■ Task requirements
Reproduce all of the data word for word.
****************
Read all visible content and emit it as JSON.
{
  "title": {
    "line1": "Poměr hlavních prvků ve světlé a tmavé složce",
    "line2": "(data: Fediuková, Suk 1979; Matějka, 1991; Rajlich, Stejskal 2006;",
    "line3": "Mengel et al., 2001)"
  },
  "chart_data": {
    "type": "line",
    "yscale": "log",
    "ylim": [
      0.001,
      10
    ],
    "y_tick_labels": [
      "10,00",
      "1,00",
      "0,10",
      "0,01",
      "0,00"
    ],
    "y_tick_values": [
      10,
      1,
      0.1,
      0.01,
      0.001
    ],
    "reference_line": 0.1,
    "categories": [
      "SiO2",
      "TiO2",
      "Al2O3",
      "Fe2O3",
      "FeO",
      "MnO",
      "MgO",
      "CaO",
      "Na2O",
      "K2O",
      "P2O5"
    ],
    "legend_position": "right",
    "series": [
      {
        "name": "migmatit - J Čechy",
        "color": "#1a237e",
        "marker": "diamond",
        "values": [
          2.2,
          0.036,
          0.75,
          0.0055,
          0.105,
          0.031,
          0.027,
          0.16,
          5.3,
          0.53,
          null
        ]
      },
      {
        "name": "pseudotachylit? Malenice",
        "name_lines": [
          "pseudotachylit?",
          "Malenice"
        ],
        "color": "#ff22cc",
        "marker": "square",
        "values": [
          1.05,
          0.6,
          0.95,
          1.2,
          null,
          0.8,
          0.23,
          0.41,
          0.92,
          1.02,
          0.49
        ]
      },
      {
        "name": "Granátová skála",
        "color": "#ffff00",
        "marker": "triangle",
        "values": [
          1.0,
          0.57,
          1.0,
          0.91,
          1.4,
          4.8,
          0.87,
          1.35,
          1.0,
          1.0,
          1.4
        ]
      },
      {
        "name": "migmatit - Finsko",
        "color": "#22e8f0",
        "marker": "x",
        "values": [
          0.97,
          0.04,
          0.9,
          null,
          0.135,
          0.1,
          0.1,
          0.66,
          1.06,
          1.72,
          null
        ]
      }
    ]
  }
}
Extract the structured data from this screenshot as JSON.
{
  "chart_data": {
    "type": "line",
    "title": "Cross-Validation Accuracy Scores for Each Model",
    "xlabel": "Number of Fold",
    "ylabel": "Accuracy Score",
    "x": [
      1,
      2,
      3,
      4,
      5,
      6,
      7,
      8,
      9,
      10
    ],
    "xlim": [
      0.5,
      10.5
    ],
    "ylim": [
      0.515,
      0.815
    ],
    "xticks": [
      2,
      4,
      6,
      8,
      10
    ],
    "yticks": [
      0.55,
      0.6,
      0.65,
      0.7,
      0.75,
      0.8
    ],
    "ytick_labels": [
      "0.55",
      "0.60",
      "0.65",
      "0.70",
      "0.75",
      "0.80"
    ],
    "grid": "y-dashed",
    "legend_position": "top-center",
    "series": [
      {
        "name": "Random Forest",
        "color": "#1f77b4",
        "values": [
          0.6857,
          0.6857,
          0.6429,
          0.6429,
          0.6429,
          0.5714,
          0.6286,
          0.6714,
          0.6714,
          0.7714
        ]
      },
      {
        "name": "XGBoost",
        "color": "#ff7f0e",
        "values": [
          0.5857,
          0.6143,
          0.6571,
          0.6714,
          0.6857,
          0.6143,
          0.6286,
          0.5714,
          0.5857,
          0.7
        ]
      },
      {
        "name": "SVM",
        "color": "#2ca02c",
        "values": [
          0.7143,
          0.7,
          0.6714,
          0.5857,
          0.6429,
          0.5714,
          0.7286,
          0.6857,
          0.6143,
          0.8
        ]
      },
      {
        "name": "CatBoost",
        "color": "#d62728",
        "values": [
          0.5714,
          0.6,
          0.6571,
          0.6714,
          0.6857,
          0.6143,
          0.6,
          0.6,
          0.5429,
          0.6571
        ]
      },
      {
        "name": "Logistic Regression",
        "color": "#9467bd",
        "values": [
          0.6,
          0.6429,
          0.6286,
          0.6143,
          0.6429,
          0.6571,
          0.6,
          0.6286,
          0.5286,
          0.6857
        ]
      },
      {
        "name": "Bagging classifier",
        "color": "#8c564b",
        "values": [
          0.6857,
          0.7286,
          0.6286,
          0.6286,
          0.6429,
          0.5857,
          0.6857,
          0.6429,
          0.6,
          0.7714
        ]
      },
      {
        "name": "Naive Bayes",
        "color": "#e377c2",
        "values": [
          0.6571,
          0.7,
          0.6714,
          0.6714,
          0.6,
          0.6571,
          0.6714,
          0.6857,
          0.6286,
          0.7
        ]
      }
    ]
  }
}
****************
■ Solution
Read all visible content and emit it as JSON.
{
  "title": {
    "line1": "Poměr hlavních prvků ve světlé a tmavé složce",
    "line2": "(data: Fediuková, Suk 1979; Matějka, 1991; Rajlich, Stejskal 2006;",
    "line3": "Mengel et al., 2001)"
  },
  "chart_data": {
    "type": "line",
    "yscale": "log",
    "ylim": [
      0.001,
      10
    ],
    "y_tick_labels": [
      "10,00",
      "1,00",
      "0,10",
      "0,01",
      "0,00"
    ],
    "y_tick_values": [
      10,
      1,
      0.1,
      0.01,
      0.001
    ],
    "reference_line": 0.1,
    "categories": [
      "SiO2",
      "TiO2",
      "Al2O3",
      "Fe2O3",
      "FeO",
      "MnO",
      "MgO",
      "CaO",
      "Na2O",
      "K2O",
      "P2O5"
    ],
    "legend_position": "right",
    "series": [
      {
        "name": "migmatit - J Čechy",
        "color": "#1a237e",
        "marker": "diamond",
        "values": [
          2.2,
          0.036,
          0.75,
          0.0055,
          0.105,
          0.031,
          0.027,
          0.16,
          5.3,
          0.53,
          null
        ]
      },
      {
        "name": "pseudotachylit? Malenice",
        "name_lines": [
          "pseudotachylit?",
          "Malenice"
        ],
        "color": "#ff22cc",
        "marker": "square",
        "values": [
          1.05,
          0.6,
          0.95,
          1.2,
          null,
          0.8,
          0.23,
          0.41,
          0.92,
          1.02,
          0.49
        ]
      },
      {
        "name": "Granátová skála",
        "color": "#ffff00",
        "marker": "triangle",
        "values": [
          1.0,
          0.57,
          1.0,
          0.91,
          1.4,
          4.8,
          0.87,
          1.35,
          1.0,
          1.0,
          1.4
        ]
      },
      {
        "name": "migmatit - Finsko",
        "color": "#22e8f0",
        "marker": "x",
        "values": [
          0.97,
          0.04,
          0.9,
          null,
          0.135,
          0.1,
          0.1,
          0.66,
          1.06,
          1.72,
          null
        ]
      }
    ]
  }
}
Extract the structured data from this screenshot as JSON.
{
  "chart_data": {
    "type": "line",
    "title": "Cross-Validation Accuracy Scores for Each Model",
    "xlabel": "Number of Fold",
    "ylabel": "Accuracy Score",
    "x": [
      1,
      2,
      3,
      4,
      5,
      6,
      7,
      8,
      9,
      10
    ],
    "xlim": [
      0.5,
      10.5
    ],
    "ylim": [
      0.515,
      0.815
    ],
    "xticks": [
      2,
      4,
      6,
      8,
      10
    ],
    "yticks": [
      0.55,
      0.6,
      0.65,
      0.7,
      0.75,
      0.8
    ],
    "ytick_labels": [
      "0.55",
      "0.60",
      "0.65",
      "0.70",
      "0.75",
      "0.80"
    ],
    "grid": "y-dashed",
    "legend_position": "top-center",
    "series": [
      {
        "name": "Random Forest",
        "color": "#1f77b4",
        "values": [
          0.6857,
          0.6857,
          0.6429,
          0.6429,
          0.6429,
          0.5714,
          0.6286,
          0.6714,
          0.6714,
          0.7714
        ]
      },
      {
        "name": "XGBoost",
        "color": "#ff7f0e",
        "values": [
          0.5857,
          0.6143,
          0.6571,
          0.6714,
          0.6857,
          0.6143,
          0.6286,
          0.5714,
          0.5857,
          0.7
        ]
      },
      {
        "name": "SVM",
        "color": "#2ca02c",
        "values": [
          0.7143,
          0.7,
          0.6714,
          0.5857,
          0.6429,
          0.5714,
          0.7286,
          0.6857,
          0.6143,
          0.8
        ]
      },
      {
        "name": "CatBoost",
        "color": "#d62728",
        "values": [
          0.5714,
          0.6,
          0.6571,
          0.6714,
          0.6857,
          0.6143,
          0.6,
          0.6,
          0.5429,
          0.6571
        ]
      },
      {
        "name": "Logistic Regression",
        "color": "#9467bd",
        "values": [
          0.6,
          0.6429,
          0.6286,
          0.6143,
          0.6429,
          0.6571,
          0.6,
          0.6286,
          0.5286,
          0.6857
        ]
      },
      {
        "name": "Bagging classifier",
        "color": "#8c564b",
        "values": [
          0.6857,
          0.7286,
          0.6286,
          0.6286,
          0.6429,
          0.5857,
          0.6857,
          0.6429,
          0.6,
          0.7714
        ]
      },
      {
        "name": "Naive Bayes",
        "color": "#e377c2",
        "values": [
          0.6571,
          0.7,
          0.6714,
          0.6714,
          0.6,
          0.6571,
          0.6714,
          0.6857,
          0.6286,
          0.7
        ]
      }
    ]
  }
}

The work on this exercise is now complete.